▶ _Provided data_:
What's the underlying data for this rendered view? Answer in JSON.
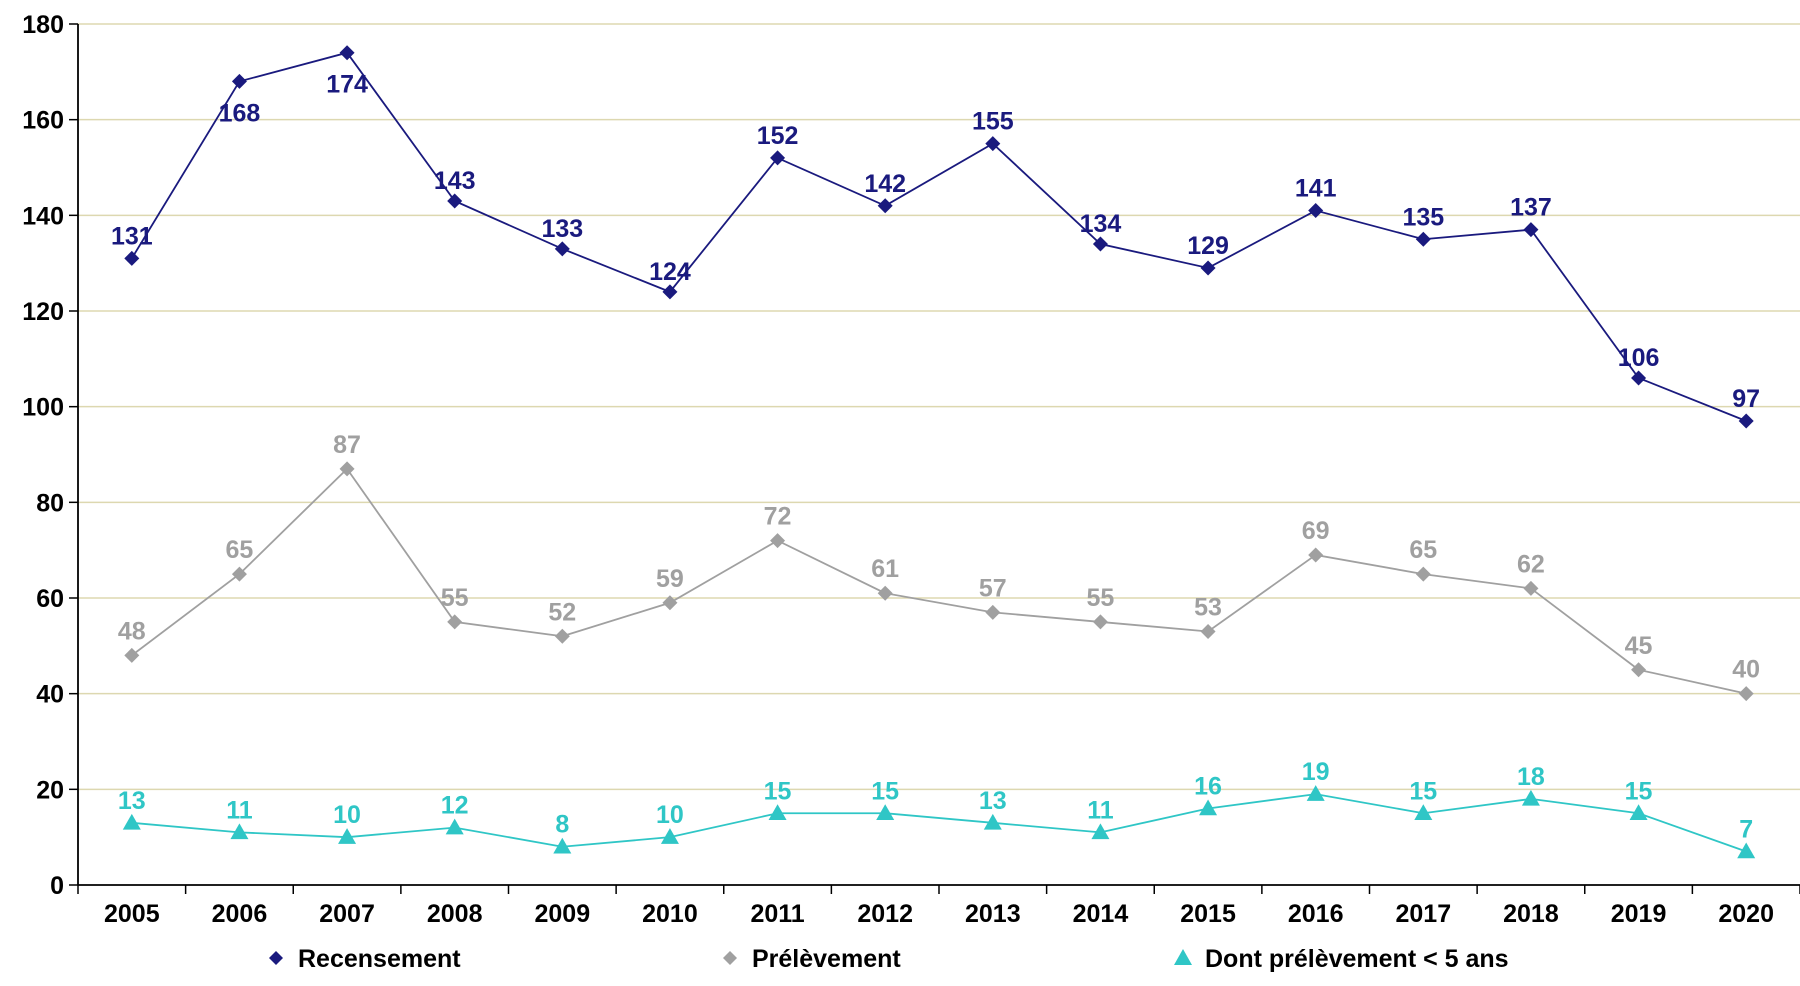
{
  "chart_data": {
    "type": "line",
    "title": "",
    "xlabel": "",
    "ylabel": "",
    "ylim": [
      0,
      180
    ],
    "yticks": [
      0,
      20,
      40,
      60,
      80,
      100,
      120,
      140,
      160,
      180
    ],
    "categories": [
      "2005",
      "2006",
      "2007",
      "2008",
      "2009",
      "2010",
      "2011",
      "2012",
      "2013",
      "2014",
      "2015",
      "2016",
      "2017",
      "2018",
      "2019",
      "2020"
    ],
    "grid": "horizontal",
    "legend_position": "bottom",
    "series": [
      {
        "name": "Recensement",
        "color": "#1a1a7e",
        "marker": "diamond",
        "values": [
          131,
          168,
          174,
          143,
          133,
          124,
          152,
          142,
          155,
          134,
          129,
          141,
          135,
          137,
          106,
          97
        ]
      },
      {
        "name": "Prélèvement",
        "color": "#a0a0a0",
        "marker": "diamond",
        "values": [
          48,
          65,
          87,
          55,
          52,
          59,
          72,
          61,
          57,
          55,
          53,
          69,
          65,
          62,
          45,
          40
        ]
      },
      {
        "name": "Dont prélèvement < 5 ans",
        "color": "#2fc6c6",
        "marker": "triangle",
        "values": [
          13,
          11,
          10,
          12,
          8,
          10,
          15,
          15,
          13,
          11,
          16,
          19,
          15,
          18,
          15,
          7
        ]
      }
    ]
  },
  "colors": {
    "grid": "#ddd8b0",
    "axis": "#000000",
    "background": "#ffffff"
  }
}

▶ _What is being asked_: All of the lines above should be retyped precisely, apart from the pictures.

▶ _Written response_:
What's the underlying data for this rendered view? Answer in JSON.
{
  "chart_data": {
    "type": "line",
    "title": "",
    "xlabel": "",
    "ylabel": "",
    "ylim": [
      0,
      180
    ],
    "yticks": [
      0,
      20,
      40,
      60,
      80,
      100,
      120,
      140,
      160,
      180
    ],
    "categories": [
      "2005",
      "2006",
      "2007",
      "2008",
      "2009",
      "2010",
      "2011",
      "2012",
      "2013",
      "2014",
      "2015",
      "2016",
      "2017",
      "2018",
      "2019",
      "2020"
    ],
    "grid": "horizontal",
    "legend_position": "bottom",
    "series": [
      {
        "name": "Recensement",
        "color": "#1a1a7e",
        "marker": "diamond",
        "values": [
          131,
          168,
          174,
          143,
          133,
          124,
          152,
          142,
          155,
          134,
          129,
          141,
          135,
          137,
          106,
          97
        ]
      },
      {
        "name": "Prélèvement",
        "color": "#a0a0a0",
        "marker": "diamond",
        "values": [
          48,
          65,
          87,
          55,
          52,
          59,
          72,
          61,
          57,
          55,
          53,
          69,
          65,
          62,
          45,
          40
        ]
      },
      {
        "name": "Dont prélèvement < 5 ans",
        "color": "#2fc6c6",
        "marker": "triangle",
        "values": [
          13,
          11,
          10,
          12,
          8,
          10,
          15,
          15,
          13,
          11,
          16,
          19,
          15,
          18,
          15,
          7
        ]
      }
    ]
  },
  "colors": {
    "grid": "#ddd8b0",
    "axis": "#000000",
    "background": "#ffffff"
  }
}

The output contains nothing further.